Set problem | Word for word, set down the records and skip each picture.

Stored data entries
------
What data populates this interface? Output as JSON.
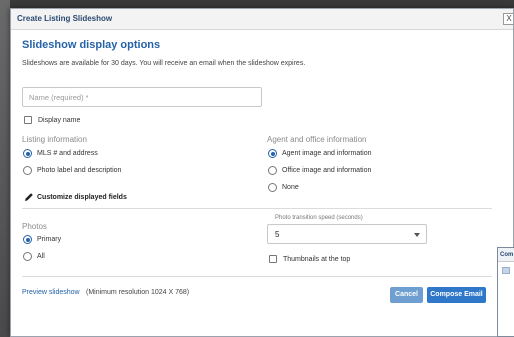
{
  "dialog": {
    "title": "Create Listing Slideshow",
    "close_label": "X",
    "heading": "Slideshow display options",
    "description": "Slideshows are available for 30 days. You will receive an email when the slideshow expires."
  },
  "name_field": {
    "placeholder": "Name (required) *",
    "value": ""
  },
  "display_name": {
    "label": "Display name",
    "checked": false
  },
  "listing_information": {
    "label": "Listing information",
    "options": [
      {
        "label": "MLS # and address",
        "selected": true
      },
      {
        "label": "Photo label and description",
        "selected": false
      }
    ]
  },
  "agent_office_information": {
    "label": "Agent and office information",
    "options": [
      {
        "label": "Agent image and information",
        "selected": true
      },
      {
        "label": "Office image and information",
        "selected": false
      },
      {
        "label": "None",
        "selected": false
      }
    ]
  },
  "customize": {
    "label": "Customize displayed fields",
    "icon": "pencil-icon"
  },
  "photos": {
    "label": "Photos",
    "options": [
      {
        "label": "Primary",
        "selected": true
      },
      {
        "label": "All",
        "selected": false
      }
    ]
  },
  "transition_speed": {
    "label": "Photo transition speed (seconds)",
    "value": "5"
  },
  "thumbnails": {
    "label": "Thumbnails at the top",
    "checked": false
  },
  "footer": {
    "preview_link": "Preview slideshow",
    "min_resolution": "(Minimum resolution 1024 X 768)",
    "cancel_label": "Cancel",
    "compose_label": "Compose Email"
  },
  "background_window": {
    "title_fragment": "Com"
  },
  "colors": {
    "accent": "#2563a8",
    "primary_button": "#2f78c9",
    "secondary_button": "#6f9fd0"
  }
}
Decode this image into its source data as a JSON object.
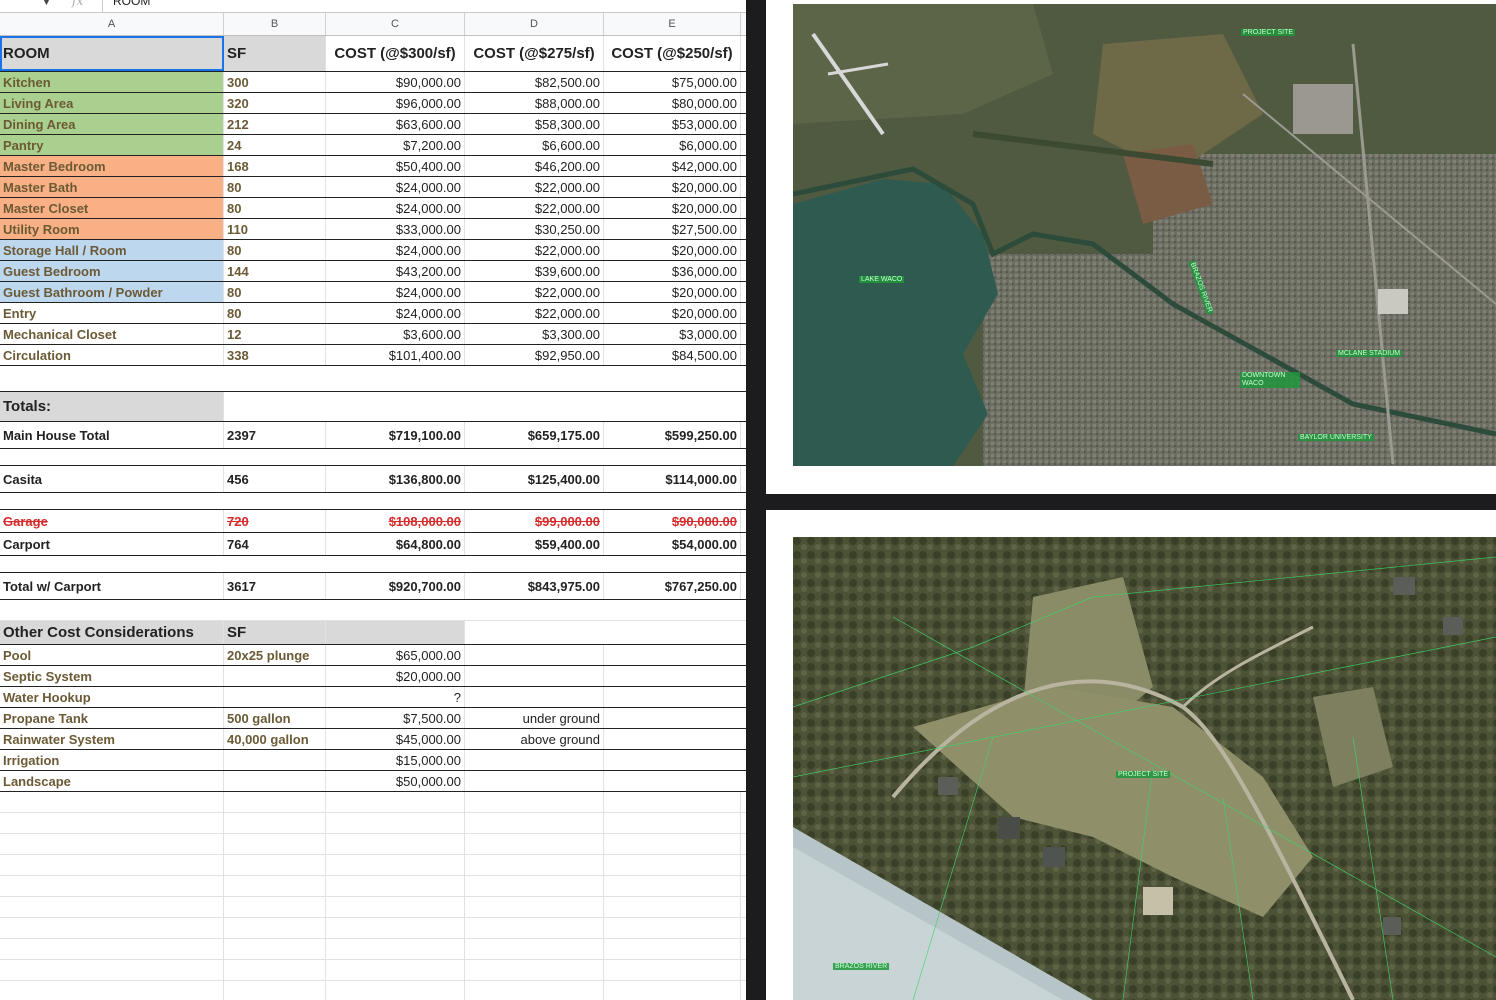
{
  "formula_bar": {
    "value": "ROOM",
    "fx": "fx"
  },
  "columns": [
    "A",
    "B",
    "C",
    "D",
    "E"
  ],
  "header": {
    "room": "ROOM",
    "sf": "SF",
    "c300": "COST (@$300/sf)",
    "c275": "COST (@$275/sf)",
    "c250": "COST (@$250/sf)"
  },
  "rooms": [
    {
      "name": "Kitchen",
      "sf": "300",
      "c300": "$90,000.00",
      "c275": "$82,500.00",
      "c250": "$75,000.00",
      "fill": "green"
    },
    {
      "name": "Living Area",
      "sf": "320",
      "c300": "$96,000.00",
      "c275": "$88,000.00",
      "c250": "$80,000.00",
      "fill": "green"
    },
    {
      "name": "Dining Area",
      "sf": "212",
      "c300": "$63,600.00",
      "c275": "$58,300.00",
      "c250": "$53,000.00",
      "fill": "green"
    },
    {
      "name": "Pantry",
      "sf": "24",
      "c300": "$7,200.00",
      "c275": "$6,600.00",
      "c250": "$6,000.00",
      "fill": "green"
    },
    {
      "name": "Master Bedroom",
      "sf": "168",
      "c300": "$50,400.00",
      "c275": "$46,200.00",
      "c250": "$42,000.00",
      "fill": "orange"
    },
    {
      "name": "Master Bath",
      "sf": "80",
      "c300": "$24,000.00",
      "c275": "$22,000.00",
      "c250": "$20,000.00",
      "fill": "orange"
    },
    {
      "name": "Master Closet",
      "sf": "80",
      "c300": "$24,000.00",
      "c275": "$22,000.00",
      "c250": "$20,000.00",
      "fill": "orange"
    },
    {
      "name": "Utility Room",
      "sf": "110",
      "c300": "$33,000.00",
      "c275": "$30,250.00",
      "c250": "$27,500.00",
      "fill": "orange"
    },
    {
      "name": "Storage Hall / Room",
      "sf": "80",
      "c300": "$24,000.00",
      "c275": "$22,000.00",
      "c250": "$20,000.00",
      "fill": "blue"
    },
    {
      "name": "Guest Bedroom",
      "sf": "144",
      "c300": "$43,200.00",
      "c275": "$39,600.00",
      "c250": "$36,000.00",
      "fill": "blue"
    },
    {
      "name": "Guest Bathroom / Powder",
      "sf": "80",
      "c300": "$24,000.00",
      "c275": "$22,000.00",
      "c250": "$20,000.00",
      "fill": "blue"
    },
    {
      "name": "Entry",
      "sf": "80",
      "c300": "$24,000.00",
      "c275": "$22,000.00",
      "c250": "$20,000.00",
      "fill": "none"
    },
    {
      "name": "Mechanical Closet",
      "sf": "12",
      "c300": "$3,600.00",
      "c275": "$3,300.00",
      "c250": "$3,000.00",
      "fill": "none"
    },
    {
      "name": "Circulation",
      "sf": "338",
      "c300": "$101,400.00",
      "c275": "$92,950.00",
      "c250": "$84,500.00",
      "fill": "none"
    }
  ],
  "totals_label": "Totals:",
  "totals": {
    "main": {
      "name": "Main House Total",
      "sf": "2397",
      "c300": "$719,100.00",
      "c275": "$659,175.00",
      "c250": "$599,250.00"
    },
    "casita": {
      "name": "Casita",
      "sf": "456",
      "c300": "$136,800.00",
      "c275": "$125,400.00",
      "c250": "$114,000.00"
    },
    "garage": {
      "name": "Garage",
      "sf": "720",
      "c300": "$108,000.00",
      "c275": "$99,000.00",
      "c250": "$90,000.00"
    },
    "carport": {
      "name": "Carport",
      "sf": "764",
      "c300": "$64,800.00",
      "c275": "$59,400.00",
      "c250": "$54,000.00"
    },
    "total": {
      "name": "Total w/ Carport",
      "sf": "3617",
      "c300": "$920,700.00",
      "c275": "$843,975.00",
      "c250": "$767,250.00"
    }
  },
  "other": {
    "header": "Other Cost Considerations",
    "sf_header": "SF",
    "items": [
      {
        "name": "Pool",
        "sf": "20x25 plunge",
        "cost": "$65,000.00",
        "note": ""
      },
      {
        "name": "Septic System",
        "sf": "",
        "cost": "$20,000.00",
        "note": ""
      },
      {
        "name": "Water Hookup",
        "sf": "",
        "cost": "?",
        "note": ""
      },
      {
        "name": "Propane Tank",
        "sf": "500 gallon",
        "cost": "$7,500.00",
        "note": "under ground"
      },
      {
        "name": "Rainwater System",
        "sf": "40,000 gallon",
        "cost": "$45,000.00",
        "note": "above ground"
      },
      {
        "name": "Irrigation",
        "sf": "",
        "cost": "$15,000.00",
        "note": ""
      },
      {
        "name": "Landscape",
        "sf": "",
        "cost": "$50,000.00",
        "note": ""
      }
    ]
  },
  "map_top_labels": [
    "PROJECT SITE",
    "LAKE WACO",
    "BRAZOS RIVER",
    "MCLANE STADIUM",
    "DOWNTOWN WACO",
    "BAYLOR UNIVERSITY"
  ],
  "map_bottom_labels": [
    "PROJECT SITE",
    "BRAZOS RIVER"
  ],
  "colors": {
    "green": "#a9d08e",
    "orange": "#f8b084",
    "blue": "#bdd7ee",
    "gray": "#d9d9d9",
    "strike": "#d62b2b",
    "selection": "#1a73e8"
  }
}
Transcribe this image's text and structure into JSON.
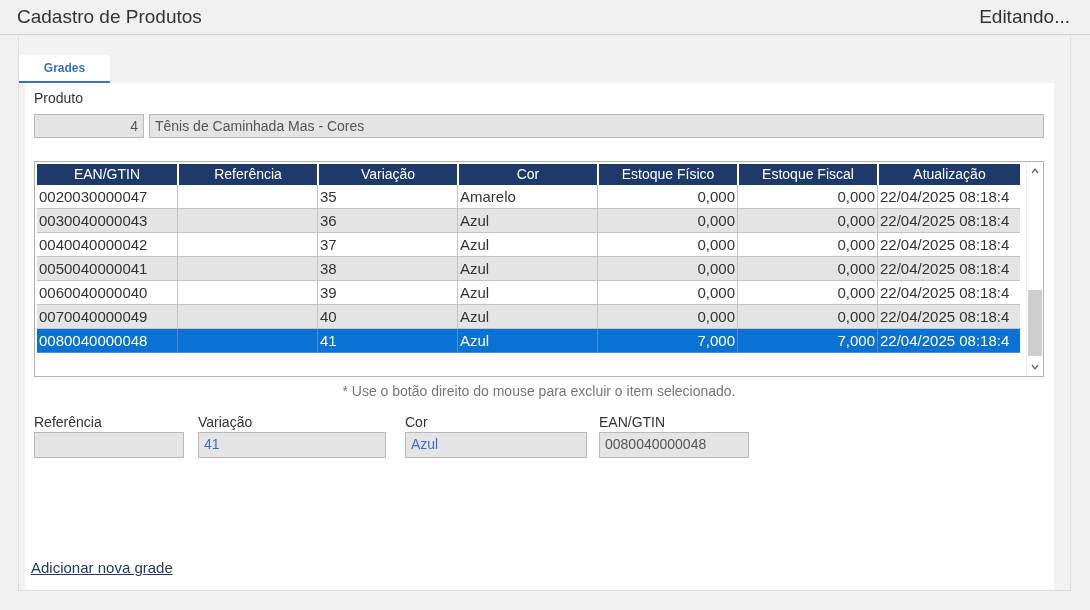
------
Exercise result |
What data populates this interface? Output as JSON.
{
  "dialog": {
    "title": "Create Listing Slideshow",
    "close_label": "X",
    "heading": "Slideshow display options",
    "description": "Slideshows are available for 30 days. You will receive an email when the slideshow expires."
  },
  "name_field": {
    "placeholder": "Name (required) *",
    "value": ""
  },
  "display_name": {
    "label": "Display name",
    "checked": false
  },
  "listing_information": {
    "label": "Listing information",
    "options": [
      {
        "label": "MLS # and address",
        "selected": true
      },
      {
        "label": "Photo label and description",
        "selected": false
      }
    ]
  },
  "agent_office_information": {
    "label": "Agent and office information",
    "options": [
      {
        "label": "Agent image and information",
        "selected": true
      },
      {
        "label": "Office image and information",
        "selected": false
      },
      {
        "label": "None",
        "selected": false
      }
    ]
  },
  "customize": {
    "label": "Customize displayed fields",
    "icon": "pencil-icon"
  },
  "photos": {
    "label": "Photos",
    "options": [
      {
        "label": "Primary",
        "selected": true
      },
      {
        "label": "All",
        "selected": false
      }
    ]
  },
  "transition_speed": {
    "label": "Photo transition speed (seconds)",
    "value": "5"
  },
  "thumbnails": {
    "label": "Thumbnails at the top",
    "checked": false
  },
  "footer": {
    "preview_link": "Preview slideshow",
    "min_resolution": "(Minimum resolution 1024 X 768)",
    "cancel_label": "Cancel",
    "compose_label": "Compose Email"
  },
  "background_window": {
    "title_fragment": "Com"
  },
  "colors": {
    "accent": "#2563a8",
    "primary_button": "#2f78c9",
    "secondary_button": "#6f9fd0"
  }
}
Decode this image into its source data as a JSON object.
{
  "formula_bar": {
    "value": "ROOM",
    "fx": "fx"
  },
  "columns": [
    "A",
    "B",
    "C",
    "D",
    "E"
  ],
  "header": {
    "room": "ROOM",
    "sf": "SF",
    "c300": "COST (@$300/sf)",
    "c275": "COST (@$275/sf)",
    "c250": "COST (@$250/sf)"
  },
  "rooms": [
    {
      "name": "Kitchen",
      "sf": "300",
      "c300": "$90,000.00",
      "c275": "$82,500.00",
      "c250": "$75,000.00",
      "fill": "green"
    },
    {
      "name": "Living Area",
      "sf": "320",
      "c300": "$96,000.00",
      "c275": "$88,000.00",
      "c250": "$80,000.00",
      "fill": "green"
    },
    {
      "name": "Dining Area",
      "sf": "212",
      "c300": "$63,600.00",
      "c275": "$58,300.00",
      "c250": "$53,000.00",
      "fill": "green"
    },
    {
      "name": "Pantry",
      "sf": "24",
      "c300": "$7,200.00",
      "c275": "$6,600.00",
      "c250": "$6,000.00",
      "fill": "green"
    },
    {
      "name": "Master Bedroom",
      "sf": "168",
      "c300": "$50,400.00",
      "c275": "$46,200.00",
      "c250": "$42,000.00",
      "fill": "orange"
    },
    {
      "name": "Master Bath",
      "sf": "80",
      "c300": "$24,000.00",
      "c275": "$22,000.00",
      "c250": "$20,000.00",
      "fill": "orange"
    },
    {
      "name": "Master Closet",
      "sf": "80",
      "c300": "$24,000.00",
      "c275": "$22,000.00",
      "c250": "$20,000.00",
      "fill": "orange"
    },
    {
      "name": "Utility Room",
      "sf": "110",
      "c300": "$33,000.00",
      "c275": "$30,250.00",
      "c250": "$27,500.00",
      "fill": "orange"
    },
    {
      "name": "Storage Hall / Room",
      "sf": "80",
      "c300": "$24,000.00",
      "c275": "$22,000.00",
      "c250": "$20,000.00",
      "fill": "blue"
    },
    {
      "name": "Guest Bedroom",
      "sf": "144",
      "c300": "$43,200.00",
      "c275": "$39,600.00",
      "c250": "$36,000.00",
      "fill": "blue"
    },
    {
      "name": "Guest Bathroom / Powder",
      "sf": "80",
      "c300": "$24,000.00",
      "c275": "$22,000.00",
      "c250": "$20,000.00",
      "fill": "blue"
    },
    {
      "name": "Entry",
      "sf": "80",
      "c300": "$24,000.00",
      "c275": "$22,000.00",
      "c250": "$20,000.00",
      "fill": "none"
    },
    {
      "name": "Mechanical Closet",
      "sf": "12",
      "c300": "$3,600.00",
      "c275": "$3,300.00",
      "c250": "$3,000.00",
      "fill": "none"
    },
    {
      "name": "Circulation",
      "sf": "338",
      "c300": "$101,400.00",
      "c275": "$92,950.00",
      "c250": "$84,500.00",
      "fill": "none"
    }
  ],
  "totals_label": "Totals:",
  "totals": {
    "main": {
      "name": "Main House Total",
      "sf": "2397",
      "c300": "$719,100.00",
      "c275": "$659,175.00",
      "c250": "$599,250.00"
    },
    "casita": {
      "name": "Casita",
      "sf": "456",
      "c300": "$136,800.00",
      "c275": "$125,400.00",
      "c250": "$114,000.00"
    },
    "garage": {
      "name": "Garage",
      "sf": "720",
      "c300": "$108,000.00",
      "c275": "$99,000.00",
      "c250": "$90,000.00"
    },
    "carport": {
      "name": "Carport",
      "sf": "764",
      "c300": "$64,800.00",
      "c275": "$59,400.00",
      "c250": "$54,000.00"
    },
    "total": {
      "name": "Total w/ Carport",
      "sf": "3617",
      "c300": "$920,700.00",
      "c275": "$843,975.00",
      "c250": "$767,250.00"
    }
  },
  "other": {
    "header": "Other Cost Considerations",
    "sf_header": "SF",
    "items": [
      {
        "name": "Pool",
        "sf": "20x25 plunge",
        "cost": "$65,000.00",
        "note": ""
      },
      {
        "name": "Septic System",
        "sf": "",
        "cost": "$20,000.00",
        "note": ""
      },
      {
        "name": "Water Hookup",
        "sf": "",
        "cost": "?",
        "note": ""
      },
      {
        "name": "Propane Tank",
        "sf": "500 gallon",
        "cost": "$7,500.00",
        "note": "under ground"
      },
      {
        "name": "Rainwater System",
        "sf": "40,000 gallon",
        "cost": "$45,000.00",
        "note": "above ground"
      },
      {
        "name": "Irrigation",
        "sf": "",
        "cost": "$15,000.00",
        "note": ""
      },
      {
        "name": "Landscape",
        "sf": "",
        "cost": "$50,000.00",
        "note": ""
      }
    ]
  },
  "map_top_labels": [
    "PROJECT SITE",
    "LAKE WACO",
    "BRAZOS RIVER",
    "MCLANE STADIUM",
    "DOWNTOWN WACO",
    "BAYLOR UNIVERSITY"
  ],
  "map_bottom_labels": [
    "PROJECT SITE",
    "BRAZOS RIVER"
  ],
  "colors": {
    "green": "#a9d08e",
    "orange": "#f8b084",
    "blue": "#bdd7ee",
    "gray": "#d9d9d9",
    "strike": "#d62b2b",
    "selection": "#1a73e8"
  }
}
Transcribe this image's text and structure into JSON.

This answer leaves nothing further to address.